■ Problem statement ■
Return only the lines starting at the line that contains "Decode this image" and ending with the final line of the listing; include both endpoints.

■ Entries supplied ■
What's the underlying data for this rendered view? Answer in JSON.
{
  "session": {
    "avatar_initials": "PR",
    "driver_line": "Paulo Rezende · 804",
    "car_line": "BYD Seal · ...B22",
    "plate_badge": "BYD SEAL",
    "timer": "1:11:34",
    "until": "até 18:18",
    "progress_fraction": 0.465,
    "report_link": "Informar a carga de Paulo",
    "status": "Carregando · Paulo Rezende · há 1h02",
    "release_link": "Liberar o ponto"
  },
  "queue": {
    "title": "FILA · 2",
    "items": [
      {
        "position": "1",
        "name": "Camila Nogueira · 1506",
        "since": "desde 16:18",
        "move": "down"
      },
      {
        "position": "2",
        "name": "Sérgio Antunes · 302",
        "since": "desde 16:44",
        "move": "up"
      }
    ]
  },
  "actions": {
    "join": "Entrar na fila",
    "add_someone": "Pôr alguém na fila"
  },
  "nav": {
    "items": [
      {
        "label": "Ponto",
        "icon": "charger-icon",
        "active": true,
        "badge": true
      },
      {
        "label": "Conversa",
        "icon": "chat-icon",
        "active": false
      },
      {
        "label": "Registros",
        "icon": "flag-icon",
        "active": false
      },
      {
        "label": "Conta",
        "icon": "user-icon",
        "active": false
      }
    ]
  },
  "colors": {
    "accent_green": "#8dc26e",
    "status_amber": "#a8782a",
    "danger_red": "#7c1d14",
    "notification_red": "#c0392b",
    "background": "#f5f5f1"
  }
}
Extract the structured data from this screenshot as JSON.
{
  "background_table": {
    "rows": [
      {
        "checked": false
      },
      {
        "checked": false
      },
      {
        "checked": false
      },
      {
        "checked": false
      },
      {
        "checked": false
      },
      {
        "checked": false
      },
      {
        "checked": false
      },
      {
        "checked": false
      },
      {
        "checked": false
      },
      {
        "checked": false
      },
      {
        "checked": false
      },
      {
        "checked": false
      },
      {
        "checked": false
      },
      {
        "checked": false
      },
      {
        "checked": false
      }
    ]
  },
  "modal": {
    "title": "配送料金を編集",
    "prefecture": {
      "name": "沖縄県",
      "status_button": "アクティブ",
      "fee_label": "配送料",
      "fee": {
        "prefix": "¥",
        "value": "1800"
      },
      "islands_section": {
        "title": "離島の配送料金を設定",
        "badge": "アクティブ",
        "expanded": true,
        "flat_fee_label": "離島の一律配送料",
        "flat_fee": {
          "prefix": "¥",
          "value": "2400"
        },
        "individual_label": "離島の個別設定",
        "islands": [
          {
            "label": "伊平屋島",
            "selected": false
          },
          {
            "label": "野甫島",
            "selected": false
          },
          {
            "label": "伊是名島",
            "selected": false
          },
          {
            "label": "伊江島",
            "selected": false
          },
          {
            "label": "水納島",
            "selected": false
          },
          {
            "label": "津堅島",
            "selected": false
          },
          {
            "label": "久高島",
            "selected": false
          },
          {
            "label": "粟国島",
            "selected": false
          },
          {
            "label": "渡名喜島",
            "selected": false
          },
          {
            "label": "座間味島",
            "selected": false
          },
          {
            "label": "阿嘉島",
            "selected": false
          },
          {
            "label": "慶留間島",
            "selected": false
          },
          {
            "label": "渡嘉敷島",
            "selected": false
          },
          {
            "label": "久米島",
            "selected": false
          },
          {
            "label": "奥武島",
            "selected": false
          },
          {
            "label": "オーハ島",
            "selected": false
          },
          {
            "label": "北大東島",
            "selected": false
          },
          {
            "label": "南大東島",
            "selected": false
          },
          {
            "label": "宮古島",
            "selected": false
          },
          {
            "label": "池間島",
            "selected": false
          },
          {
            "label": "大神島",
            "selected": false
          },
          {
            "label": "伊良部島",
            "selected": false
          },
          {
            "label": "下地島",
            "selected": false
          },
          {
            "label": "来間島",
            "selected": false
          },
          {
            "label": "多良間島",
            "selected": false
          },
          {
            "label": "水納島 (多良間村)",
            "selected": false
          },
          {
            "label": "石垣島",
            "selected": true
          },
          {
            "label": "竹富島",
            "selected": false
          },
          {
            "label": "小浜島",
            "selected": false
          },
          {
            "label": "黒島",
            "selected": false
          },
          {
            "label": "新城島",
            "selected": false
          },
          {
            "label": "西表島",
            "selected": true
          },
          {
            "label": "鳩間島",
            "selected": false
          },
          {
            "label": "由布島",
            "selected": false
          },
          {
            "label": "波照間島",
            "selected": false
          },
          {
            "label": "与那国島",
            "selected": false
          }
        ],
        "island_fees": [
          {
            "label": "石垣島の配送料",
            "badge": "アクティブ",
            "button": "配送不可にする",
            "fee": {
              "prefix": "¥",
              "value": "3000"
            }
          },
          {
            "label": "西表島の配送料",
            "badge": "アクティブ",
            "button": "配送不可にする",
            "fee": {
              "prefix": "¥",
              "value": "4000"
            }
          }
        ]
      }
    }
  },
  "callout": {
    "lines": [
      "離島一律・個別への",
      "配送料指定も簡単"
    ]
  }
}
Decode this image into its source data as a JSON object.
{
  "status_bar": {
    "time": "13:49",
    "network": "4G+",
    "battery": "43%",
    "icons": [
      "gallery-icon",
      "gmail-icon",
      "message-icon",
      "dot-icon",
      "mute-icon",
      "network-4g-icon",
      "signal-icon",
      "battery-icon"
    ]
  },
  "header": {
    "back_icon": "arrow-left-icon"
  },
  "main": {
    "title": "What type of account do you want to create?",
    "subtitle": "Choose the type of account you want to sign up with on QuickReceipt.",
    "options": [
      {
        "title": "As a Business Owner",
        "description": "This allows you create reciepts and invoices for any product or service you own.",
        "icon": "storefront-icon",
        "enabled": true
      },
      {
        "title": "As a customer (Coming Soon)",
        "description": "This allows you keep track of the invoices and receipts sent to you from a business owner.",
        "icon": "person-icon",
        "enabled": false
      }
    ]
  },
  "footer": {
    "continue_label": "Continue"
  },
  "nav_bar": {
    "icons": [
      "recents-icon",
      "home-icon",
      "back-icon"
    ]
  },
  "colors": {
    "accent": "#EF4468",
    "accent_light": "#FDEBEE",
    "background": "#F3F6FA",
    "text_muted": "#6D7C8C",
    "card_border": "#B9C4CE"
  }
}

■ Response to this task ■
Decode this image into its source data as a JSON object.
{
  "status_bar": {
    "time": "13:49",
    "network": "4G+",
    "battery": "43%",
    "icons": [
      "gallery-icon",
      "gmail-icon",
      "message-icon",
      "dot-icon",
      "mute-icon",
      "network-4g-icon",
      "signal-icon",
      "battery-icon"
    ]
  },
  "header": {
    "back_icon": "arrow-left-icon"
  },
  "main": {
    "title": "What type of account do you want to create?",
    "subtitle": "Choose the type of account you want to sign up with on QuickReceipt.",
    "options": [
      {
        "title": "As a Business Owner",
        "description": "This allows you create reciepts and invoices for any product or service you own.",
        "icon": "storefront-icon",
        "enabled": true
      },
      {
        "title": "As a customer (Coming Soon)",
        "description": "This allows you keep track of the invoices and receipts sent to you from a business owner.",
        "icon": "person-icon",
        "enabled": false
      }
    ]
  },
  "footer": {
    "continue_label": "Continue"
  },
  "nav_bar": {
    "icons": [
      "recents-icon",
      "home-icon",
      "back-icon"
    ]
  },
  "colors": {
    "accent": "#EF4468",
    "accent_light": "#FDEBEE",
    "background": "#F3F6FA",
    "text_muted": "#6D7C8C",
    "card_border": "#B9C4CE"
  }
}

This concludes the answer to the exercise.